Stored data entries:
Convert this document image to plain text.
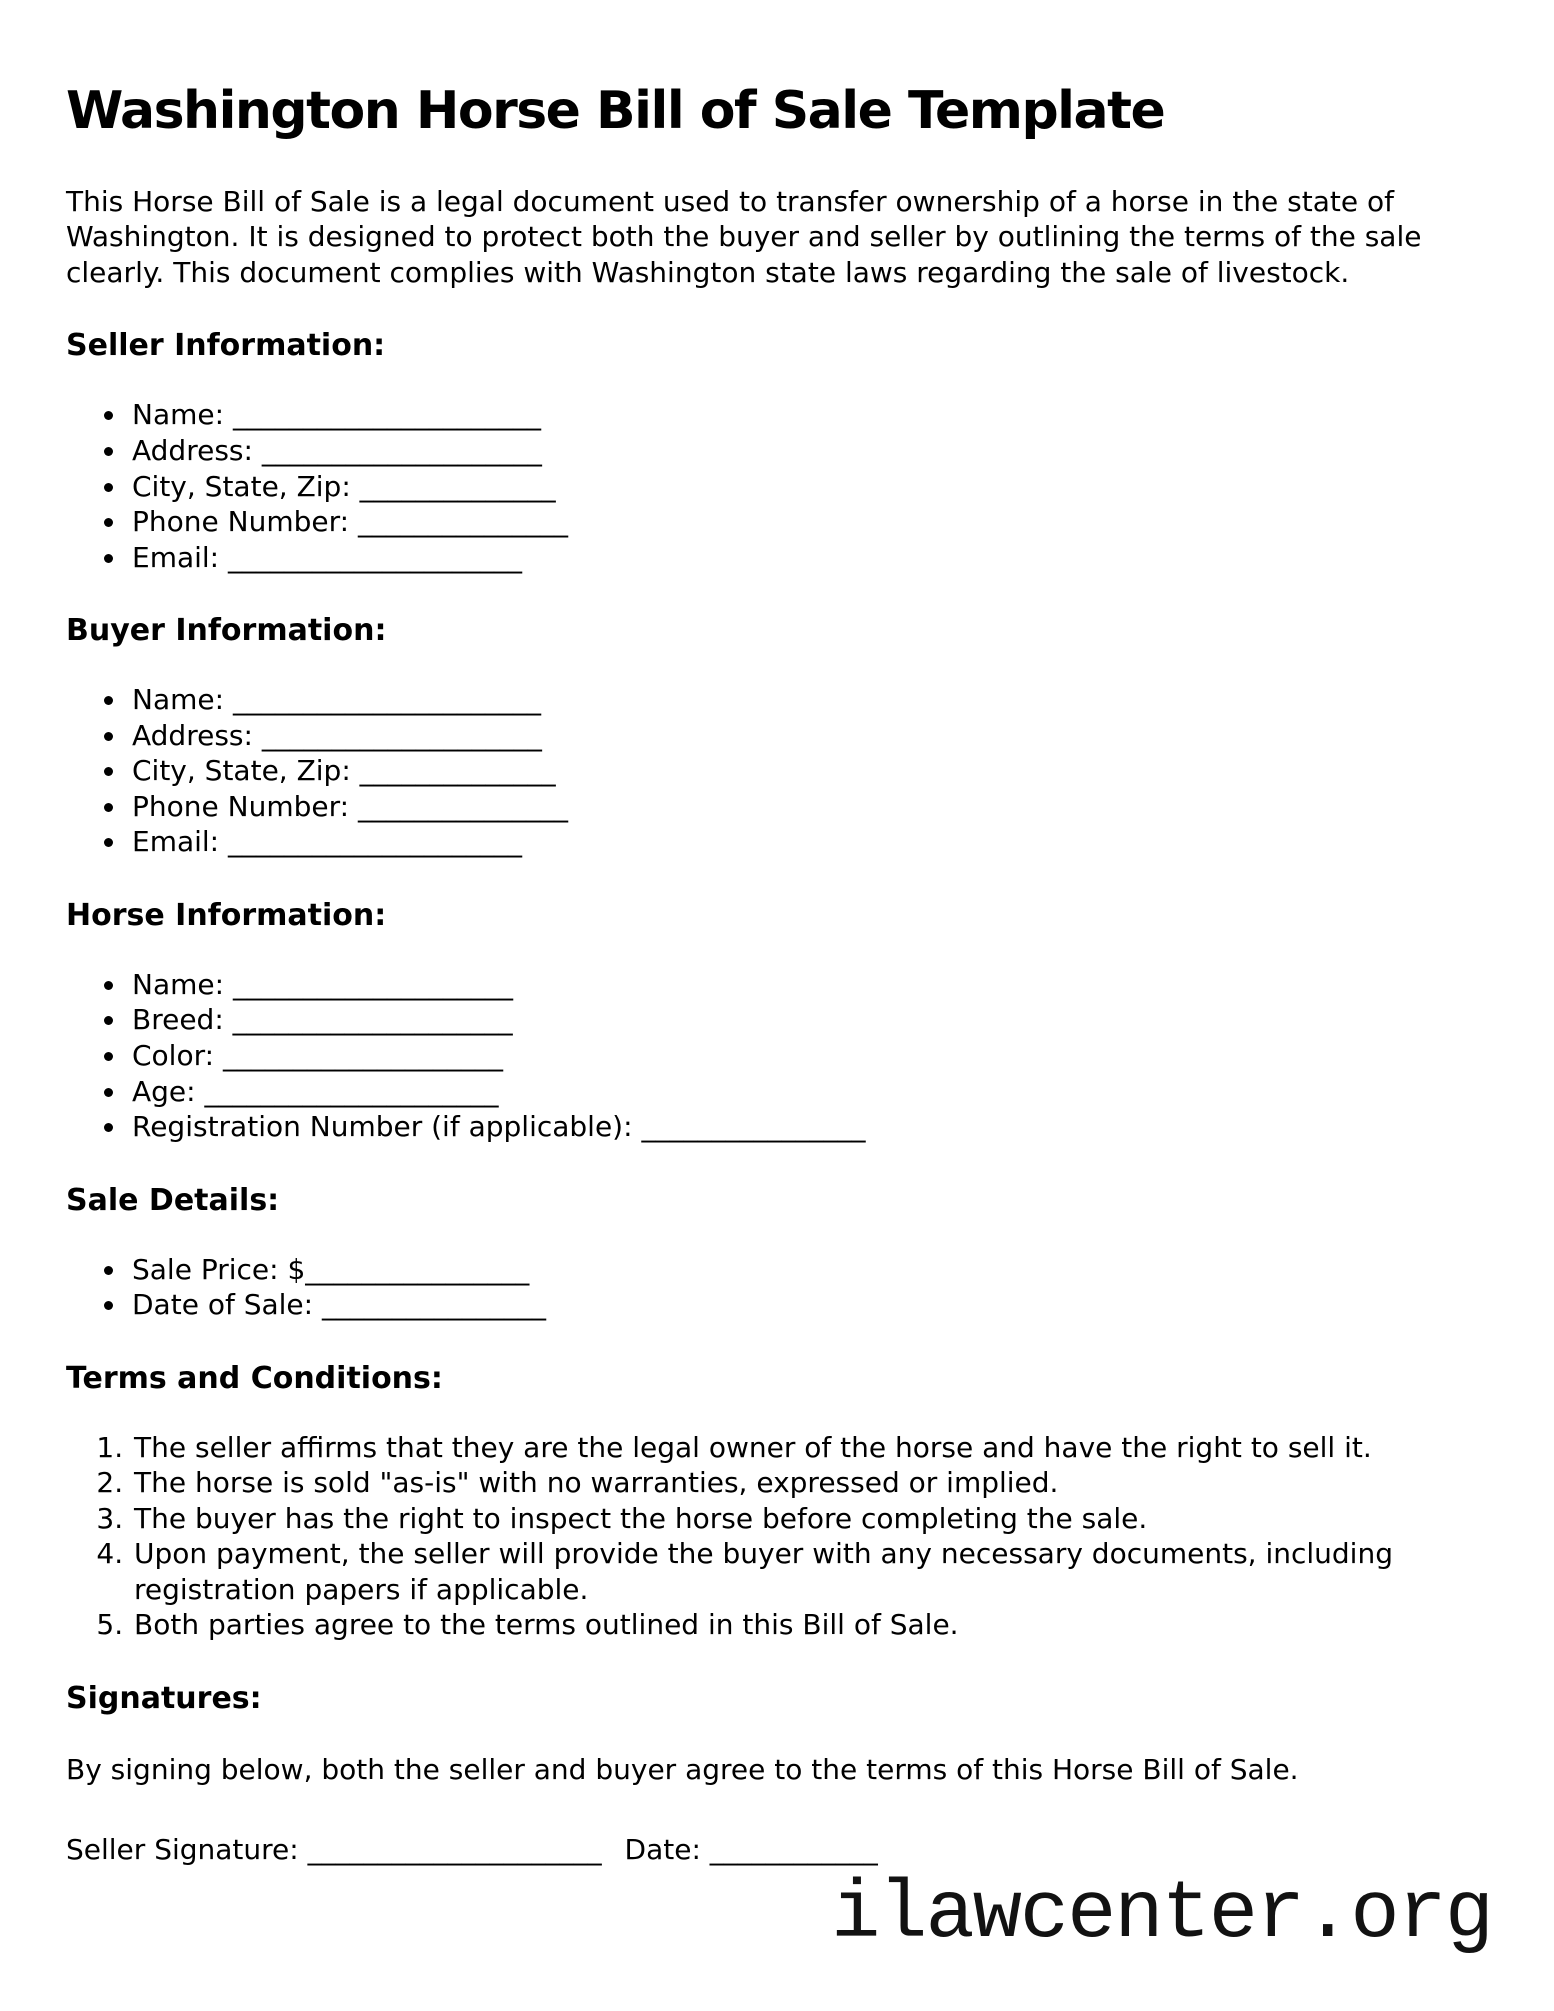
Washington Horse Bill of Sale Template

This Horse Bill of Sale is a legal document used to transfer ownership of a horse in the state of Washington. It is designed to protect both the buyer and seller by outlining the terms of the sale clearly. This document complies with Washington state laws regarding the sale of livestock.

Seller Information:
• Name: ______________________
• Address: ____________________
• City, State, Zip: ______________
• Phone Number: _______________
• Email: _____________________
Buyer Information:
• Name: ______________________
• Address: ____________________
• City, State, Zip: ______________
• Phone Number: _______________
• Email: _____________________
Horse Information:
• Name: ____________________
• Breed: ____________________
• Color: ____________________
• Age: _____________________
• Registration Number (if applicable): ________________
Sale Details:
• Sale Price: $________________
• Date of Sale: ________________
Terms and Conditions:
1. The seller affirms that they are the legal owner of the horse and have the right to sell it.
2. The horse is sold "as-is" with no warranties, expressed or implied.
3. The buyer has the right to inspect the horse before completing the sale.
4. Upon payment, the seller will provide the buyer with any necessary documents, including registration papers if applicable.
5. Both parties agree to the terms outlined in this Bill of Sale.
Signatures:

By signing below, both the seller and buyer agree to the terms of this Horse Bill of Sale.

Seller Signature: _____________________ Date: ____________
ilawcenter.org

WRITTEN PROBLEM: Out of the preceding entries, pull every line containing the string "with".

RESULT FOR THIS EXERCISE:
This Horse Bill of Sale is a legal document used to transfer ownership of a horse in the state of Washington. It is designed to protect both the buyer and seller by outlining the terms of the sale clearly. This document complies with Washington state laws regarding the sale of livestock.
2. The horse is sold "as-is" with no warranties, expressed or implied.
4. Upon payment, the seller will provide the buyer with any necessary documents, including registration papers if applicable.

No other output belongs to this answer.